Objective: Report back each line of the records that contains the string "year".

◇ ◇ ◇ ◇ ◇

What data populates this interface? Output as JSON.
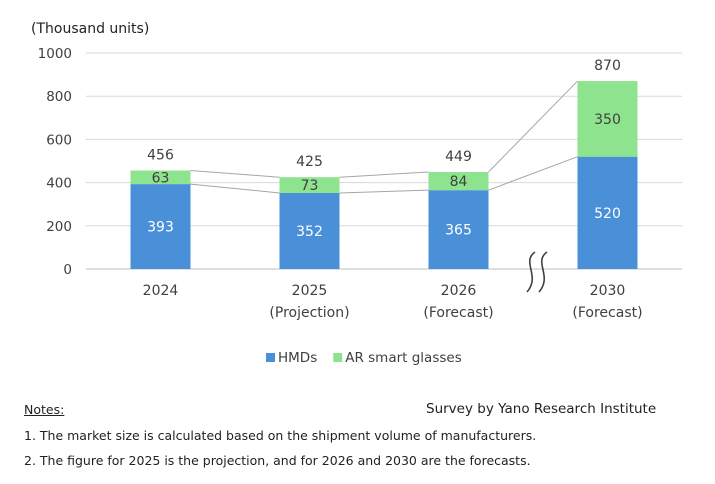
{
  "chart_data": {
    "type": "bar",
    "stacked": true,
    "ylabel": "(Thousand units)",
    "ylim": [
      0,
      1000
    ],
    "yticks": [
      0,
      200,
      400,
      600,
      800,
      1000
    ],
    "grid": true,
    "categories": [
      {
        "year": "2024",
        "sub": ""
      },
      {
        "year": "2025",
        "sub": "(Projection)"
      },
      {
        "year": "2026",
        "sub": "(Forecast)"
      },
      {
        "year": "2030",
        "sub": "(Forecast)"
      }
    ],
    "series": [
      {
        "name": "HMDs",
        "color": "#4a90d9",
        "values": [
          393,
          352,
          365,
          520
        ]
      },
      {
        "name": "AR smart glasses",
        "color": "#8ee38e",
        "values": [
          63,
          73,
          84,
          350
        ]
      }
    ],
    "totals": [
      456,
      425,
      449,
      870
    ],
    "axis_break_before": "2030",
    "legend_position": "bottom-center"
  },
  "notes": {
    "heading": "Notes:",
    "items": [
      "1. The market size is calculated based on the shipment volume of manufacturers.",
      "2. The figure for 2025 is the projection, and for 2026 and 2030 are the forecasts."
    ]
  },
  "source": "Survey by Yano Research Institute",
  "colors": {
    "grid": "#d9d9d9",
    "axis_text": "#404040",
    "connector": "#a6a6a6"
  }
}
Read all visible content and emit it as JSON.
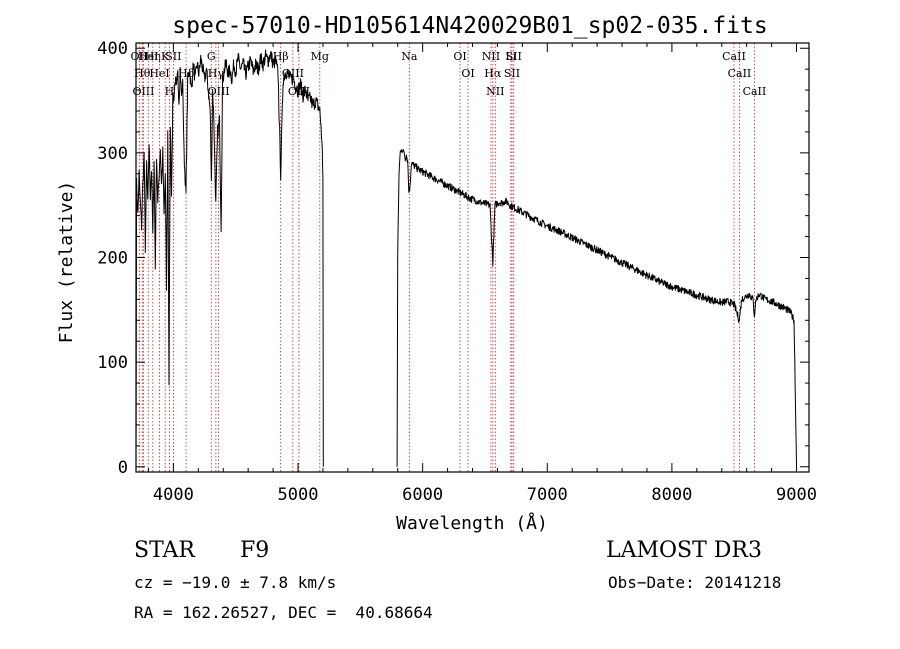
{
  "chart_data": {
    "type": "line",
    "title": "spec-57010-HD105614N420029B01_sp02-035.fits",
    "xlabel": "Wavelength (Å)",
    "ylabel": "Flux (relative)",
    "xlim": [
      3700,
      9100
    ],
    "ylim": [
      -5,
      405
    ],
    "xticks": [
      4000,
      5000,
      6000,
      7000,
      8000,
      9000
    ],
    "yticks": [
      0,
      100,
      200,
      300,
      400
    ],
    "grid": false,
    "series": [
      {
        "segments": [
          [
            [
              3700,
              0
            ],
            [
              3705,
              270
            ],
            [
              3715,
              240
            ],
            [
              3725,
              280
            ],
            [
              3735,
              250
            ],
            [
              3745,
              230
            ],
            [
              3755,
              270
            ],
            [
              3765,
              300
            ],
            [
              3775,
              210
            ],
            [
              3785,
              290
            ],
            [
              3795,
              250
            ],
            [
              3805,
              310
            ],
            [
              3815,
              260
            ],
            [
              3825,
              285
            ],
            [
              3835,
              220
            ],
            [
              3845,
              295
            ],
            [
              3855,
              190
            ],
            [
              3865,
              300
            ],
            [
              3875,
              250
            ],
            [
              3885,
              280
            ],
            [
              3895,
              305
            ],
            [
              3905,
              270
            ],
            [
              3915,
              300
            ],
            [
              3925,
              240
            ],
            [
              3935,
              280
            ],
            [
              3945,
              170
            ],
            [
              3955,
              320
            ],
            [
              3965,
              80
            ],
            [
              3975,
              330
            ],
            [
              3985,
              260
            ],
            [
              3995,
              350
            ],
            [
              4005,
              355
            ],
            [
              4015,
              370
            ],
            [
              4025,
              360
            ],
            [
              4035,
              375
            ],
            [
              4045,
              350
            ],
            [
              4055,
              380
            ],
            [
              4065,
              355
            ],
            [
              4075,
              365
            ],
            [
              4085,
              300
            ],
            [
              4101,
              260
            ],
            [
              4115,
              370
            ],
            [
              4130,
              380
            ],
            [
              4145,
              360
            ],
            [
              4160,
              385
            ],
            [
              4175,
              370
            ],
            [
              4190,
              385
            ],
            [
              4205,
              375
            ],
            [
              4220,
              390
            ],
            [
              4235,
              380
            ],
            [
              4250,
              370
            ],
            [
              4265,
              380
            ],
            [
              4280,
              360
            ],
            [
              4295,
              340
            ],
            [
              4305,
              270
            ],
            [
              4315,
              360
            ],
            [
              4325,
              330
            ],
            [
              4340,
              250
            ],
            [
              4355,
              320
            ],
            [
              4370,
              330
            ],
            [
              4383,
              230
            ],
            [
              4395,
              370
            ],
            [
              4410,
              380
            ],
            [
              4425,
              385
            ],
            [
              4440,
              375
            ],
            [
              4455,
              380
            ],
            [
              4470,
              370
            ],
            [
              4485,
              385
            ],
            [
              4500,
              378
            ],
            [
              4520,
              390
            ],
            [
              4540,
              380
            ],
            [
              4560,
              385
            ],
            [
              4580,
              375
            ],
            [
              4600,
              382
            ],
            [
              4620,
              388
            ],
            [
              4640,
              378
            ],
            [
              4660,
              384
            ],
            [
              4680,
              380
            ],
            [
              4700,
              390
            ],
            [
              4720,
              385
            ],
            [
              4740,
              392
            ],
            [
              4760,
              388
            ],
            [
              4780,
              395
            ],
            [
              4800,
              385
            ],
            [
              4820,
              388
            ],
            [
              4840,
              375
            ],
            [
              4861,
              280
            ],
            [
              4880,
              370
            ],
            [
              4900,
              378
            ],
            [
              4920,
              375
            ],
            [
              4940,
              370
            ],
            [
              4960,
              372
            ],
            [
              4980,
              365
            ],
            [
              5000,
              360
            ],
            [
              5020,
              365
            ],
            [
              5040,
              355
            ],
            [
              5060,
              360
            ],
            [
              5080,
              350
            ],
            [
              5100,
              352
            ],
            [
              5120,
              345
            ],
            [
              5140,
              350
            ],
            [
              5160,
              345
            ],
            [
              5175,
              340
            ],
            [
              5185,
              325
            ],
            [
              5195,
              300
            ],
            [
              5200,
              280
            ],
            [
              5203,
              0
            ]
          ],
          [
            [
              5795,
              0
            ],
            [
              5800,
              200
            ],
            [
              5810,
              280
            ],
            [
              5820,
              300
            ],
            [
              5830,
              305
            ],
            [
              5840,
              300
            ],
            [
              5850,
              302
            ],
            [
              5860,
              295
            ],
            [
              5870,
              298
            ],
            [
              5880,
              292
            ],
            [
              5889,
              265
            ],
            [
              5896,
              265
            ],
            [
              5910,
              290
            ],
            [
              5930,
              288
            ],
            [
              5950,
              286
            ],
            [
              5970,
              284
            ],
            [
              6000,
              282
            ],
            [
              6030,
              280
            ],
            [
              6060,
              278
            ],
            [
              6090,
              276
            ],
            [
              6120,
              274
            ],
            [
              6150,
              272
            ],
            [
              6180,
              270
            ],
            [
              6210,
              268
            ],
            [
              6240,
              266
            ],
            [
              6270,
              264
            ],
            [
              6300,
              262
            ],
            [
              6330,
              260
            ],
            [
              6360,
              258
            ],
            [
              6390,
              256
            ],
            [
              6420,
              255
            ],
            [
              6450,
              253
            ],
            [
              6480,
              252
            ],
            [
              6510,
              251
            ],
            [
              6540,
              250
            ],
            [
              6563,
              195
            ],
            [
              6580,
              250
            ],
            [
              6600,
              252
            ],
            [
              6620,
              253
            ],
            [
              6640,
              252
            ],
            [
              6660,
              254
            ],
            [
              6680,
              253
            ],
            [
              6700,
              250
            ],
            [
              6730,
              248
            ],
            [
              6760,
              246
            ],
            [
              6790,
              244
            ],
            [
              6820,
              242
            ],
            [
              6850,
              240
            ],
            [
              6880,
              238
            ],
            [
              6910,
              236
            ],
            [
              6940,
              234
            ],
            [
              6970,
              232
            ],
            [
              7000,
              230
            ],
            [
              7100,
              225
            ],
            [
              7200,
              219
            ],
            [
              7300,
              213
            ],
            [
              7400,
              207
            ],
            [
              7500,
              201
            ],
            [
              7600,
              195
            ],
            [
              7700,
              189
            ],
            [
              7800,
              183
            ],
            [
              7900,
              177
            ],
            [
              8000,
              172
            ],
            [
              8100,
              168
            ],
            [
              8200,
              164
            ],
            [
              8300,
              160
            ],
            [
              8400,
              157
            ],
            [
              8450,
              158
            ],
            [
              8500,
              155
            ],
            [
              8540,
              140
            ],
            [
              8560,
              160
            ],
            [
              8620,
              165
            ],
            [
              8650,
              160
            ],
            [
              8662,
              145
            ],
            [
              8675,
              160
            ],
            [
              8700,
              165
            ],
            [
              8750,
              160
            ],
            [
              8800,
              158
            ],
            [
              8850,
              155
            ],
            [
              8900,
              152
            ],
            [
              8950,
              148
            ],
            [
              8980,
              140
            ],
            [
              9000,
              0
            ]
          ]
        ]
      }
    ],
    "line_markers": [
      {
        "wavelength": 3727,
        "label": "OII"
      },
      {
        "wavelength": 3750,
        "label": "Hθ"
      },
      {
        "wavelength": 3760,
        "label": "OIII"
      },
      {
        "wavelength": 3798,
        "label": "HeI"
      },
      {
        "wavelength": 3835,
        "label": "Hη"
      },
      {
        "wavelength": 3889,
        "label": "HeI"
      },
      {
        "wavelength": 3934,
        "label": "K"
      },
      {
        "wavelength": 3968,
        "label": "H"
      },
      {
        "wavelength": 4000,
        "label": "SII"
      },
      {
        "wavelength": 4102,
        "label": "Hδ"
      },
      {
        "wavelength": 4304,
        "label": "G"
      },
      {
        "wavelength": 4341,
        "label": "Hγ"
      },
      {
        "wavelength": 4363,
        "label": "OIII"
      },
      {
        "wavelength": 4861,
        "label": "Hβ"
      },
      {
        "wavelength": 4959,
        "label": "OIII"
      },
      {
        "wavelength": 5007,
        "label": "OIII"
      },
      {
        "wavelength": 5175,
        "label": "Mg"
      },
      {
        "wavelength": 5893,
        "label": "Na"
      },
      {
        "wavelength": 6300,
        "label": "OI"
      },
      {
        "wavelength": 6364,
        "label": "OI"
      },
      {
        "wavelength": 6548,
        "label": "NII"
      },
      {
        "wavelength": 6563,
        "label": "Hα"
      },
      {
        "wavelength": 6583,
        "label": "NII"
      },
      {
        "wavelength": 6708,
        "label": "Li"
      },
      {
        "wavelength": 6717,
        "label": "SII"
      },
      {
        "wavelength": 6731,
        "label": "SII"
      },
      {
        "wavelength": 8498,
        "label": "CaII"
      },
      {
        "wavelength": 8542,
        "label": "CaII"
      },
      {
        "wavelength": 8662,
        "label": "CaII"
      }
    ]
  },
  "info": {
    "object_class": "STAR",
    "subclass": "F9",
    "survey": "LAMOST DR3",
    "cz": "cz = −19.0 ± 7.8 km/s",
    "obs_date": "Obs−Date: 20141218",
    "coords": "RA = 162.26527, DEC =  40.68664"
  },
  "colors": {
    "spectrum": "#000000",
    "marker_line": "#cc2222",
    "marker_text": "#000000"
  }
}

◇ ◇ ◇ ◇ ◇

Task solution:
        "year": "2024",
        "year": "2025",
        "year": "2026",
        "year": "2030",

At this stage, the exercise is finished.